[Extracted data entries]
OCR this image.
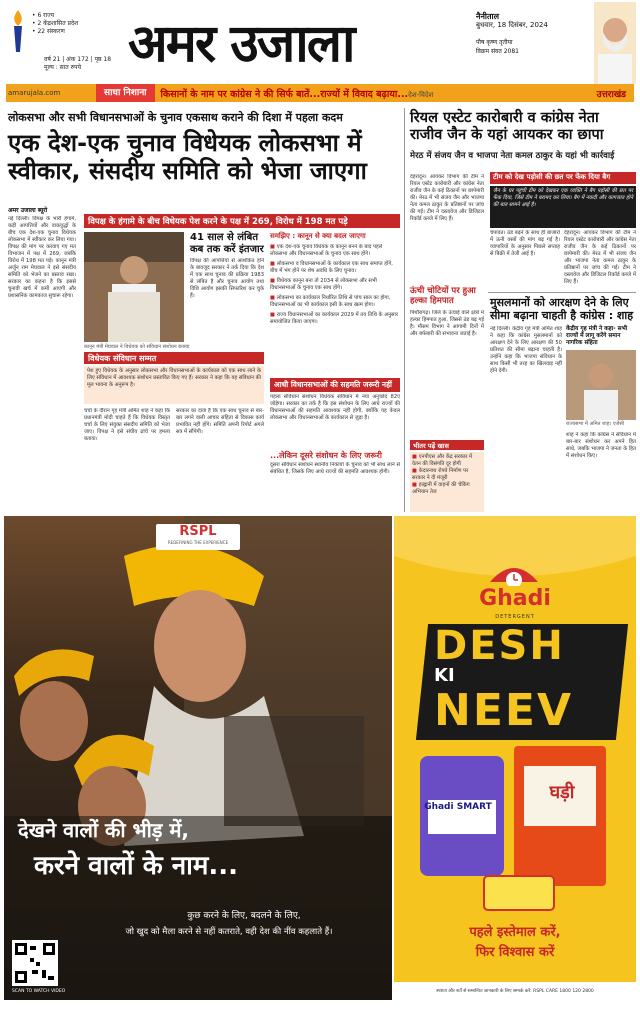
• 6 राज्य
• 2 केंद्रशासित प्रदेश
• 22 संस्करण
वर्ष 21 | अंक 172 | पृष्ठ 18
मूल्य : सात रुपये अमर उजाला	नैनीताल
बुधवार, 18 दिसंबर, 2024
पौष कृष्ण तृतीया
विक्रम संवत 2081
amarujala.com	साधा निशाना	किसानों के नाम पर कांग्रेस ने की सिर्फ बातें...राज्यों में विवाद बढ़ाया...देश-विदेश	उत्तराखंड
लोकसभा और सभी विधानसभाओं के चुनाव एकसाथ कराने की दिशा में पहला कदम
एक देश-एक चुनाव विधेयक लोकसभा में स्वीकार, संसदीय समिति को भेजा जाएगा
अमर उजाला ब्यूरो
नई दिल्ली। विपक्ष के भारी हंगामे, कड़ी आपत्तियों और वाकयुद्धों के बीच एक देश-एक चुनाव विधेयक लोकसभा में स्वीकार कर लिया गया। विपक्ष की मांग पर करवाए गए मत विभाजन में पक्ष में 269, जबकि विरोध में 198 मत पड़े। कानून मंत्री अर्जुन राम मेघवाल ने इसे संसदीय समिति को भेजने का प्रस्ताव रखा। सरकार का कहना है कि इससे चुनावी खर्च में कमी आएगी और प्रशासनिक कामकाज सुचारू रहेगा।
विपक्ष के हंगामे के बीच विधेयक पेश करने के पक्ष में 269, विरोध में 198 मत पड़े
41 साल से लंबित कब तक करें इंतजार
विपक्ष की आपत्तियों से आशंकित होने के बावजूद सरकार ने तर्क दिया कि देश में एक साथ चुनाव की प्रक्रिया 1983 से लंबित है और चुनाव आयोग तथा विधि आयोग इसकी सिफारिश कर चुके हैं।
कानून मंत्री मेघवाल ने विधेयक को संविधान संशोधन बताया
विधेयक संविधान सम्मत
पेश हुए विधेयक के अनुसार लोकसभा और विधानसभाओं के कार्यकाल को एक साथ लाने के लिए संविधान में आवश्यक संशोधन प्रस्तावित किए गए हैं। सरकार ने कहा कि यह संविधान की मूल भावना के अनुरूप है।
चर्चा के दौरान गृह मंत्री अमित शाह ने कहा कि प्रधानमंत्री मोदी चाहते हैं कि विधेयक विस्तृत चर्चा के लिए संयुक्त संसदीय समिति को भेजा जाए। विपक्ष ने इसे संघीय ढांचे पर हमला बताया।
सरकार का दावा है कि एक साथ चुनाव से बार-बार लगने वाली आचार संहिता से विकास कार्य प्रभावित नहीं होंगे। समिति अपनी रिपोर्ट अगले सत्र में सौंपेगी।
समझिए : कानून से क्या बदल जाएगा
■ एक देश-एक चुनाव विधेयक के कानून बनने के बाद पहले लोकसभा और विधानसभाओं के चुनाव एक साथ होंगे।
■ लोकसभा व विधानसभाओं के कार्यकाल एक साथ समाप्त होंगे, बीच में भंग होने पर शेष अवधि के लिए चुनाव।
■ विधेयक कानून बना तो 2034 से लोकसभा और सभी विधानसभाओं के चुनाव एक साथ होंगे।
■ लोकसभा का कार्यकाल निर्धारित तिथि से पांच साल का होगा, विधानसभाओं का भी कार्यकाल इसी के साथ खत्म होगा।
■ राज्य विधानसभाओं का कार्यकाल 2029 में तय तिथि के अनुसार समायोजित किया जाएगा।
आधी विधानसभाओं की सहमति जरूरी नहीं
पहला संविधान संशोधन विधेयक संविधान में नया अनुच्छेद 82ए जोड़ेगा। सरकार का तर्क है कि इस संशोधन के लिए आधे राज्यों की विधानसभाओं की सहमति आवश्यक नहीं होगी, क्योंकि यह केवल लोकसभा और विधानसभाओं के कार्यकाल से जुड़ा है।
...लेकिन दूसरे संशोधन के लिए जरूरी
दूसरा संविधान संशोधन स्थानीय निकायों के चुनाव को भी साथ लाने से संबंधित है, जिसके लिए आधे राज्यों की सहमति आवश्यक होगी।
रियल एस्टेट कारोबारी व कांग्रेस नेता राजीव जैन के यहां आयकर का छापा
मेरठ में संजय जैन व भाजपा नेता कमल ठाकुर के यहां भी कार्रवाई
देहरादून। आयकर विभाग की टीम ने रियल एस्टेट कारोबारी और कांग्रेस नेता राजीव जैन के कई ठिकानों पर छापेमारी की। मेरठ में भी संजय जैन और भाजपा नेता कमल ठाकुर के प्रतिष्ठानों पर जांच की गई। टीम ने दस्तावेज और डिजिटल रिकॉर्ड कब्जे में लिए हैं।
टीम को देख पड़ोसी की छत पर फेंक दिया बैग
जैन के घर पहुंची टीम को देखकर एक व्यक्ति ने बैग पड़ोसी की छत पर फेंक दिया, जिसे टीम ने बरामद कर लिया। बैग में नकदी और कागजात होने की बात सामने आई है।
चंपावत। ठंड बढ़ने के साथ ही बाजारों में ऊनी वस्त्रों की मांग बढ़ गई है। व्यापारियों के अनुसार पिछले सप्ताह से बिक्री में तेजी आई है।
देहरादून। आयकर विभाग की टीम ने रियल एस्टेट कारोबारी और कांग्रेस नेता राजीव जैन के कई ठिकानों पर छापेमारी की। मेरठ में भी संजय जैन और भाजपा नेता कमल ठाकुर के प्रतिष्ठानों पर जांच की गई। टीम ने दस्तावेज और डिजिटल रिकॉर्ड कब्जे में लिए हैं।
ऊंची चोटियों पर हुआ हल्का हिमपात
पिथौरागढ़। जिले के ऊंचाई वाले क्षेत्रों में हल्का हिमपात हुआ, जिससे ठंड बढ़ गई है। मौसम विभाग ने आगामी दिनों में और बर्फबारी की संभावना जताई है।
भीतर पढ़ें खास
■ एनपीएस और केंद्र सरकार में वेतन की विसंगति दूर होगी
■ केदारनाथ रोपवे निर्माण पर सरकार ने दी मंजूरी
■ हल्द्वानी में वाहनों की चेकिंग अभियान तेज
मुसलमानों को आरक्षण देने के लिए सीमा बढ़ाना चाहती है कांग्रेस : शाह
केंद्रीय गृह मंत्री ने कहा- सभी राज्यों में लागू करेंगे समान नागरिक संहिता
नई दिल्ली। केंद्रीय गृह मंत्री अमित शाह ने कहा कि कांग्रेस मुसलमानों को आरक्षण देने के लिए आरक्षण की 50 प्रतिशत की सीमा बढ़ाना चाहती है। उन्होंने कहा कि भाजपा संविधान के साथ किसी भी तरह का खिलवाड़ नहीं होने देगी।
राज्यसभा में अमित शाह। एजेंसी
शाह ने कहा कि कांग्रेस ने संविधान में बार-बार संशोधन कर अपने हित साधे, जबकि भाजपा ने जनता के हित में संशोधन किए।
RSPL
REDEFINING THE EXPERIENCE
देखने वालों की भीड़ में,
करने वालों के नाम...
कुछ करने के लिए, बदलने के लिए,
जो खुद को मैला करने से नहीं कतराते, वही देश की नींव कहलाते हैं।
SCAN TO WATCH VIDEO
Ghadi
DETERGENT
DESH
KI
NEEV
Ghadi SMART
घड़ी
पहले इस्तेमाल करें,
फिर विश्वास करें
स्पष्टता और शर्तें से सम्बन्धित जानकारी के लिए सम्पर्क करें: RSPL CARE 1800 120 2800
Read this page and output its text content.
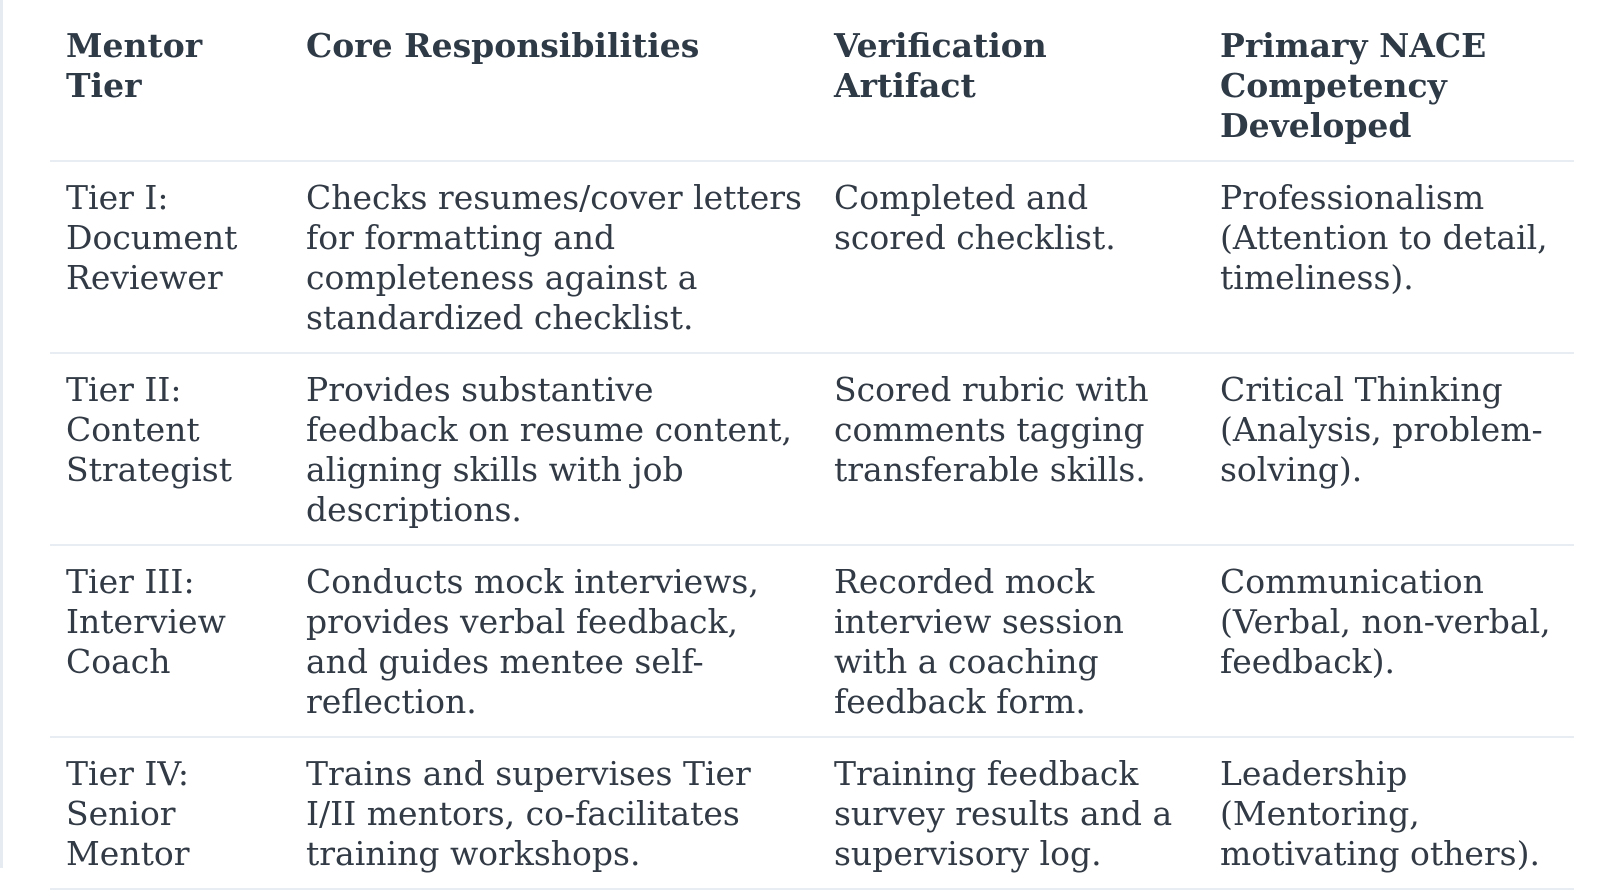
Mentor Tier	Core Responsibilities	Verification Artifact	Primary NACE Competency Developed
Tier I: Document Reviewer	Checks resumes/cover letters for formatting and completeness against a standardized checklist.	Completed and scored checklist.	Professionalism (Attention to detail, timeliness).
Tier II: Content Strategist	Provides substantive feedback on resume content, aligning skills with job descriptions.	Scored rubric with comments tagging transferable skills.	Critical Thinking (Analysis, problem-solving).
Tier III: Interview Coach	Conducts mock interviews, provides verbal feedback, and guides mentee self-reflection.	Recorded mock interview session with a coaching feedback form.	Communication (Verbal, non-verbal, feedback).
Tier IV: Senior Mentor	Trains and supervises Tier I/II mentors, co-facilitates training workshops.	Training feedback survey results and a supervisory log.	Leadership (Mentoring, motivating others).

- **INSTRUCTION**
Identify each line in the entries with the word "this" and copy it.

- **ANSWER TO THE EXERCISE**
OCR this image.
Read this page and output its text content.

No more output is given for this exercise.